___ EXTRAIT DU TEXTE ___
Ce Curepipien de 27 ans a pris le train du projet Smart Agriculture en marche. La première phase, coordonnée par la Française Maud Scorbiac, est terminée : l’état des lieux des pratiques phytosanitaires dans l’agriculture vivrière locale et l’identification de deux groupes de planteurs intéressés à faire un usage raisonné de pesticides, d’herbicides et de fongicides.

Le rôle de Lionel Daugnette, lors de la 2e phase démarrée en juin, est entre autres d’être l’intermédiaire entre ces agriculteurs sélectionnés, la MCA et deux techniciens de la Food and Agricultural Research Extension Unit (FAREI), pour l’organisation d’ateliers sur des sujets les concernant et la rédaction des compte-rendu, la réalisation de fiches techniques et des brochures vantant les meilleures pratiques culturales, de même que la réalisation de mini-vidéos et de documentaires sur ces sujets. Lorsque nous le rencontrons au bureau de la MCA au Vivea Business Park de St-Pierre, il écrit le compte-rendu de l’atelier de la veille, qui avait trait aux ravages de la mouche des fruits.

Lionel Daugnette peut paraître aux antipodes de l’agriculture, mais ce n’est pas le cas. Il est issu d’une famille modeste de Curepipe. Son père, Denis, natif de Surinam, chauffeur au Central Electricity Board, a longuement côtoyé des planteurs durant sa jeunesse et hérité d’eux de bonnes pratiques culturales. Dans leur arrière-cour, à Eau-Coulée, son père plante des fines herbes, des laitues et des brèdes petsai, n’utilisant que peu de produits chimiques pour combattre les nuisances. Sa mère, Françoise, ancienne clerc d’usine textile, est une femme au foyer qui entreprend des travaux de couture à domicile.
___ DONNÉES FOURNIES ___
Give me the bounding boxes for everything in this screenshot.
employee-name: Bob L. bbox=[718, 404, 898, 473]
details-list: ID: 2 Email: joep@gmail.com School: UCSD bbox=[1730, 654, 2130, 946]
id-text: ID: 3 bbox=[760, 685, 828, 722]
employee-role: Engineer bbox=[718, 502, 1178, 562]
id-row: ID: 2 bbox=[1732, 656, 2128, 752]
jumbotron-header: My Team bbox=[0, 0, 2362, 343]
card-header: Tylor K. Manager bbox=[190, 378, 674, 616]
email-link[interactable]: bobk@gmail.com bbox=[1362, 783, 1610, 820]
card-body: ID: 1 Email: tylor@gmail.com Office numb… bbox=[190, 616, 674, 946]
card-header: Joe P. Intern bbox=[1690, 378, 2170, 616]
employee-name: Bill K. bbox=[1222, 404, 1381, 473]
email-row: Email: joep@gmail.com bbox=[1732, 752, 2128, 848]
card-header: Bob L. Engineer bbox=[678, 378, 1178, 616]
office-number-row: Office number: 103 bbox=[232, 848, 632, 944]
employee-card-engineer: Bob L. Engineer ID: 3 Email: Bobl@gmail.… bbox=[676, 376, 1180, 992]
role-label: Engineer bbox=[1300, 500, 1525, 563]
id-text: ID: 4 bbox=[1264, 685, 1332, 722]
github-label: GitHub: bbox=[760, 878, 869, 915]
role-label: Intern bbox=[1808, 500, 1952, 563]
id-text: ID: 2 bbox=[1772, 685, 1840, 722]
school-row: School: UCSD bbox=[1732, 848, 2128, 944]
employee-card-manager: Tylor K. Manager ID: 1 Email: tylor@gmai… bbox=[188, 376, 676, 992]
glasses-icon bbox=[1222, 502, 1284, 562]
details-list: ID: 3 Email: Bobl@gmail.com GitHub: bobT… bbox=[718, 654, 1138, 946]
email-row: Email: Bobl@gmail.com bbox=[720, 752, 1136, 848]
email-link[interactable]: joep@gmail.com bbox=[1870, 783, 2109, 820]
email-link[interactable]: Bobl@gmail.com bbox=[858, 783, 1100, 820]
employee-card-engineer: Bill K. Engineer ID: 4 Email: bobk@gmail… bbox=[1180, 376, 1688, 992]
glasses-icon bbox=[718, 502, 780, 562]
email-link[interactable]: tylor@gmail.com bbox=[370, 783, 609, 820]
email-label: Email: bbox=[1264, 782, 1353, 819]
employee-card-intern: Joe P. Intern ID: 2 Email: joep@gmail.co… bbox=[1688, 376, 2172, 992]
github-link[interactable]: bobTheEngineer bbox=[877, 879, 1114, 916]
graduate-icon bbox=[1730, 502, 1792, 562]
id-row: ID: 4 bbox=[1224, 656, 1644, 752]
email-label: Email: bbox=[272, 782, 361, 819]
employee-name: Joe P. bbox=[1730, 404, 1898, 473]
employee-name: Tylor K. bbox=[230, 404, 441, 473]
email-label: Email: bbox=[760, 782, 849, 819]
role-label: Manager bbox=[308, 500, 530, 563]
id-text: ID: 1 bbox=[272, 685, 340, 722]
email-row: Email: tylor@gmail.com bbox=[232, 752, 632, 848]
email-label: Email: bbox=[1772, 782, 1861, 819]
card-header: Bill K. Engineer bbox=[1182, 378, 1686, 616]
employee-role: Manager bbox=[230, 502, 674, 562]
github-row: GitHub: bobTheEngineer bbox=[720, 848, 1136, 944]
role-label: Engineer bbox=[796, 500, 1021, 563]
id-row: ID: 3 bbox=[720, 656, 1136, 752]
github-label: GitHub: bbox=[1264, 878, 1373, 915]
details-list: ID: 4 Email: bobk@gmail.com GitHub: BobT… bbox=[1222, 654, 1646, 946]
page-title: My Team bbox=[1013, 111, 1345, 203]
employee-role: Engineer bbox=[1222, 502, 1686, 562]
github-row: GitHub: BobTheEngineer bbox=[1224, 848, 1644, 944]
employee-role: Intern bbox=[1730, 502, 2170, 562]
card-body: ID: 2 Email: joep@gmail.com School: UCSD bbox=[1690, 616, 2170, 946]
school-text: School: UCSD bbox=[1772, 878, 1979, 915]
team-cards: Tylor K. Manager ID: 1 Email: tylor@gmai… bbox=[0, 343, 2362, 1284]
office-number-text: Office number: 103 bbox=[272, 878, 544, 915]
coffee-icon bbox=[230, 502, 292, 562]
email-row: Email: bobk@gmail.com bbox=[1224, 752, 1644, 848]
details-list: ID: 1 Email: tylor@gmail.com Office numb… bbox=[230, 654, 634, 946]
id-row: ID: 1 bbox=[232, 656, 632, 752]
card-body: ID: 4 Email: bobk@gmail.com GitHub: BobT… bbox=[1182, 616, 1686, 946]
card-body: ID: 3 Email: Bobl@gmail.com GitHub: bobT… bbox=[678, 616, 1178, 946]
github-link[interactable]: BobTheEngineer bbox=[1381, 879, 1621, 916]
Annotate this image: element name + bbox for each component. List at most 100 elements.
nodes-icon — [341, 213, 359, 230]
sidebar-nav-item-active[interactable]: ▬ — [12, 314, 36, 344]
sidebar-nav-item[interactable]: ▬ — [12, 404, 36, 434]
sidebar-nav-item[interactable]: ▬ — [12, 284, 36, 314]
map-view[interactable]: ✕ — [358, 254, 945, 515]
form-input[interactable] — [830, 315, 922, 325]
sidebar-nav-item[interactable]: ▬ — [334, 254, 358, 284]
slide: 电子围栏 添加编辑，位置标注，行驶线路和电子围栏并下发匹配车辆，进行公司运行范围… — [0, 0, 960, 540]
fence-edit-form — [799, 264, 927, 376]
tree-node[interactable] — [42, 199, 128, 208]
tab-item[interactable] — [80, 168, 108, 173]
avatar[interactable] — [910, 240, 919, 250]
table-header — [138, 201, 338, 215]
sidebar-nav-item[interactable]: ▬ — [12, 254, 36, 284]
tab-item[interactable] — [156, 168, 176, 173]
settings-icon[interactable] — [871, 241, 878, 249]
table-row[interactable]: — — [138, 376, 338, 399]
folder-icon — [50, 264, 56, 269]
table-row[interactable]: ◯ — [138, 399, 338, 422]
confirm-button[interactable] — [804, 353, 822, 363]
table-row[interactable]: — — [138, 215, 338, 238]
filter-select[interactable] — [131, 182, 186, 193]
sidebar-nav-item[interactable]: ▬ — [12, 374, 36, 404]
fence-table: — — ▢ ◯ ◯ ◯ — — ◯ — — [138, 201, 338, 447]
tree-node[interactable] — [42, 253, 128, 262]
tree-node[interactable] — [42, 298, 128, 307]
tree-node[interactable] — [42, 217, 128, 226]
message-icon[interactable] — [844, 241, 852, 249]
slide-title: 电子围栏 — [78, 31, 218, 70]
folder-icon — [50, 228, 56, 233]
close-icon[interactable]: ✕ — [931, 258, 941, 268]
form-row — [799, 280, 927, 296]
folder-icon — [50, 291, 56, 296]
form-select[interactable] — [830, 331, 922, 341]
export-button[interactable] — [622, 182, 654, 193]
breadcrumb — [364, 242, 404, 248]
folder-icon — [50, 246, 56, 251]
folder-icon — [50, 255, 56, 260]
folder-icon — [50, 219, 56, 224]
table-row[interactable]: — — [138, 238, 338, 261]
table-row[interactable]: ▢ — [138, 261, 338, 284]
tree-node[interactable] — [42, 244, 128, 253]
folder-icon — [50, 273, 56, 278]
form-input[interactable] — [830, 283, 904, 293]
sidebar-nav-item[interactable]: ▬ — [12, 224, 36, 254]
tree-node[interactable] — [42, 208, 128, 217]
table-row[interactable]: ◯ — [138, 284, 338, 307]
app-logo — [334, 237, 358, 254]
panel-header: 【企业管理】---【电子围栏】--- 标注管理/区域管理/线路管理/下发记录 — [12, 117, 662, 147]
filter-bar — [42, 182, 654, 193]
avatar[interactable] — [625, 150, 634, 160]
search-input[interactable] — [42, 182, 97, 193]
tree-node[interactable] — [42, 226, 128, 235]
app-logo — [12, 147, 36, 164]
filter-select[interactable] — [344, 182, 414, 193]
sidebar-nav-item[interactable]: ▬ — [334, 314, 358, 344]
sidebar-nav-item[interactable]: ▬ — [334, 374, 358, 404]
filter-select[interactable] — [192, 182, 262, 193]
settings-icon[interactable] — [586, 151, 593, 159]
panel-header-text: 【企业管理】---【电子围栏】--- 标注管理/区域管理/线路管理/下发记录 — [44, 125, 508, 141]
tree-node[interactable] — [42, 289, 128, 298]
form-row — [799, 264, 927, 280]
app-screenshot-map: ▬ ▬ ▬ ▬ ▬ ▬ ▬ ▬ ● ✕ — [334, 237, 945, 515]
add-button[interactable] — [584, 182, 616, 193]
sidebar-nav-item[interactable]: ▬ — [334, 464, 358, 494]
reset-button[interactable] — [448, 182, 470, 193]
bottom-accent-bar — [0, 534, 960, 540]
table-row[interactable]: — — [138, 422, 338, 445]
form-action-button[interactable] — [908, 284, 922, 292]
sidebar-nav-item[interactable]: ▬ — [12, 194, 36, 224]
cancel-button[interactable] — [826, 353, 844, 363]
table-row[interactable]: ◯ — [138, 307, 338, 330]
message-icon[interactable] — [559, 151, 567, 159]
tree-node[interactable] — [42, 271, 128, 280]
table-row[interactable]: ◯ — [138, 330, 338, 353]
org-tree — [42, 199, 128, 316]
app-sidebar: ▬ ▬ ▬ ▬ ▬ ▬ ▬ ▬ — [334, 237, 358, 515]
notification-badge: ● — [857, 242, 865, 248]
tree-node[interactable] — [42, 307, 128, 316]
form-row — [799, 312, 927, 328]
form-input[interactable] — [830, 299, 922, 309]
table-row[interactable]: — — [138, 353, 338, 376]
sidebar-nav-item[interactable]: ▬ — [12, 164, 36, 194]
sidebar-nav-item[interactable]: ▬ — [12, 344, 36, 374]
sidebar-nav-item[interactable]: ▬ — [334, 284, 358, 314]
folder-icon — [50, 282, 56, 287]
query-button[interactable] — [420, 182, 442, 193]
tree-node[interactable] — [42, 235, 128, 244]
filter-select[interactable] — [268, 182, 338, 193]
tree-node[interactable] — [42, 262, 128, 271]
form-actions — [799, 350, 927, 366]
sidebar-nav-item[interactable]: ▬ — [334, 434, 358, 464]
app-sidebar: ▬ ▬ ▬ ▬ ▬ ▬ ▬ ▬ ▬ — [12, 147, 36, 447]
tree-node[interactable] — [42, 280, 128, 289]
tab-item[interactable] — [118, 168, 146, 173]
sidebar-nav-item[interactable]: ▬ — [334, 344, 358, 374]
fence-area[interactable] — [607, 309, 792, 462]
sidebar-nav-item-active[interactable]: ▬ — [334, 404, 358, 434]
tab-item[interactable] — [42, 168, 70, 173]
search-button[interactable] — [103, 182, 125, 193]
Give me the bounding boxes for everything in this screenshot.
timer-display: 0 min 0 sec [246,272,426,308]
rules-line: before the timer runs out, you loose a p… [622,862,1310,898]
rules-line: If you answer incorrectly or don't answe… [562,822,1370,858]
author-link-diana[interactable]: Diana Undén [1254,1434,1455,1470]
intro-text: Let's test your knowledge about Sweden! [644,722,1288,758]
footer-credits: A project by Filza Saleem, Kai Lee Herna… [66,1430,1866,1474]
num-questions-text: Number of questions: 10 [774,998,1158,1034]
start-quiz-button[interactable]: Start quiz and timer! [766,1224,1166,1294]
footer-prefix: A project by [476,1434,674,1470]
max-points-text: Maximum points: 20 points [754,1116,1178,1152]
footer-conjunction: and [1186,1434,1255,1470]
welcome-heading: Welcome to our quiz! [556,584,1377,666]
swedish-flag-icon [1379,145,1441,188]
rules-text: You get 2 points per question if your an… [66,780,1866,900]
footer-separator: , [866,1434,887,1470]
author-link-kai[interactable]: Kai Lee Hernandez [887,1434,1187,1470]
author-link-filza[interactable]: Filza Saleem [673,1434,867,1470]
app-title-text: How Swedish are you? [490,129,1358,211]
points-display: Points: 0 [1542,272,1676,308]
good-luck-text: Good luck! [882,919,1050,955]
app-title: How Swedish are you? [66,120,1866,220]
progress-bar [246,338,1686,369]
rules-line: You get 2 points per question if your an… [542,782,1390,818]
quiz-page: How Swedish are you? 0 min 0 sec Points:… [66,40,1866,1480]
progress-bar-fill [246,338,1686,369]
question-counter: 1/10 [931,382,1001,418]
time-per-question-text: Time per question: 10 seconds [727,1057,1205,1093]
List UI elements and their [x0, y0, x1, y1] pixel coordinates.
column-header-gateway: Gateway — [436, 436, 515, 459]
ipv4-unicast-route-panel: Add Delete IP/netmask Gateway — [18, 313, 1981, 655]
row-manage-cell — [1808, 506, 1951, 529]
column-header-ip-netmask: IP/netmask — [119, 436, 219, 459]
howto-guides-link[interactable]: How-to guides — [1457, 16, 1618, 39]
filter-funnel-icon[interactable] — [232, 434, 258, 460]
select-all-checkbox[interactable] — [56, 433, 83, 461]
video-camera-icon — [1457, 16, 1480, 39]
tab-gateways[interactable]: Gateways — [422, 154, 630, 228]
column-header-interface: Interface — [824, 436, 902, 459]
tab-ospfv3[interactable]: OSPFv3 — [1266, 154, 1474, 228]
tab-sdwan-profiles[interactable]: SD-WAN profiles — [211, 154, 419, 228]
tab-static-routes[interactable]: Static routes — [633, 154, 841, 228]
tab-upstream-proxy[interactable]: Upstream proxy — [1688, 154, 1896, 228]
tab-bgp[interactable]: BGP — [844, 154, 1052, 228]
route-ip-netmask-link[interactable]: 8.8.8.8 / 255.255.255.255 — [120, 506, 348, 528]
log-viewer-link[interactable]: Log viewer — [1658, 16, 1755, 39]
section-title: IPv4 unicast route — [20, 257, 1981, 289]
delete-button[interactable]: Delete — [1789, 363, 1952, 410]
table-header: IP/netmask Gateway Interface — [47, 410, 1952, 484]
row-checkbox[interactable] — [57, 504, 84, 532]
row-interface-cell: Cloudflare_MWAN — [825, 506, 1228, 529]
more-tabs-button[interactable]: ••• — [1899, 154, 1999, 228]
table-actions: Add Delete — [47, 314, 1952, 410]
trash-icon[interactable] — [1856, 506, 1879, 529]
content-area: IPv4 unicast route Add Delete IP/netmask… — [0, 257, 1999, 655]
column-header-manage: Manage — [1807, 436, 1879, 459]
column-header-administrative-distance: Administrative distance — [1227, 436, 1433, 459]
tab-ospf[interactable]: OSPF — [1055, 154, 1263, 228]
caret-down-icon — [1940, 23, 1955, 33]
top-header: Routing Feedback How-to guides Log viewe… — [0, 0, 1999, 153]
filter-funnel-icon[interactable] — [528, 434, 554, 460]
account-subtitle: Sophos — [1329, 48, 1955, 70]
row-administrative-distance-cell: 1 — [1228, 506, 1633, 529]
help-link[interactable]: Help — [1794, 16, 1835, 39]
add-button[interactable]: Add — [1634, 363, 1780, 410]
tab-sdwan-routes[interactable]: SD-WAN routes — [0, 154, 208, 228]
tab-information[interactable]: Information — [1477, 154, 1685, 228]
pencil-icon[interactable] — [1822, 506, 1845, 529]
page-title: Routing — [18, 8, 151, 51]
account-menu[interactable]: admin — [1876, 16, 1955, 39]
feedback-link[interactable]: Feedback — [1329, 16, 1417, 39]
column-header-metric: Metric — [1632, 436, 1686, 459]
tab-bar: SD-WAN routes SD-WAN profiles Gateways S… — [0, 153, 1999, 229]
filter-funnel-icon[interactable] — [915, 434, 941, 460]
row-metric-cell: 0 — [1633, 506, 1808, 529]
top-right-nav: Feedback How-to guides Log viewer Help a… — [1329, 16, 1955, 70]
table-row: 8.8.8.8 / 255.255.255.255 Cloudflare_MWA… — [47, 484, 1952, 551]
___
### OBJECTIFS
a: D'après le texte sur Lionel Daugnette :
(i) Qui a coordonné la première phase du projet Smart Agriculture ?
(ii) Sur quel sujet portait l'atelier dont il rédige le compte-rendu ?
(iii) Quel emploi occupe son père, Denis ?
b: Donnez la suite du texte sur Lionel Daugnette, après sa dernière phrase.

### RÉPONSES PAR TÂCHE
a:
(i) La Française Maud Scorbiac.
(ii) Les ravages de la mouche des fruits.
(iii) Il est chauffeur au Central Electricity Board.

b:
Enfant, Lionel Daugnette se passionne pour les documentaires sur les safaris, les animaux et la nature. Après une scolarité au St Esprit RCA, il effectue son cycle secondaire au Régis Chaperon SSS. Tout naturellement, il se dirige vers les sciences. Ayant réussi son examen de fin d’études secondaires, il hésite, ne sachant pas trop vers quelle filière se diriger. Un emploi de vacances dans le rayon fruits et légumes de Jumbo Phoenix lui rappelle son attachement à la nature. Après une escale dans un centre d’appels comme téléopérateur pour payer ses études, il fait une demande pour suivre les cours menant à une licence en agriculture avec spécialisation en aquaculture auprès de l’université de Maurice. Il est accepté. «Je suis un amoureux de la mer. J’ai pris des cours de natation et la plongée avec tuba (snorkelling) me passionne. Ce qui a grandement expliqué mon choix.»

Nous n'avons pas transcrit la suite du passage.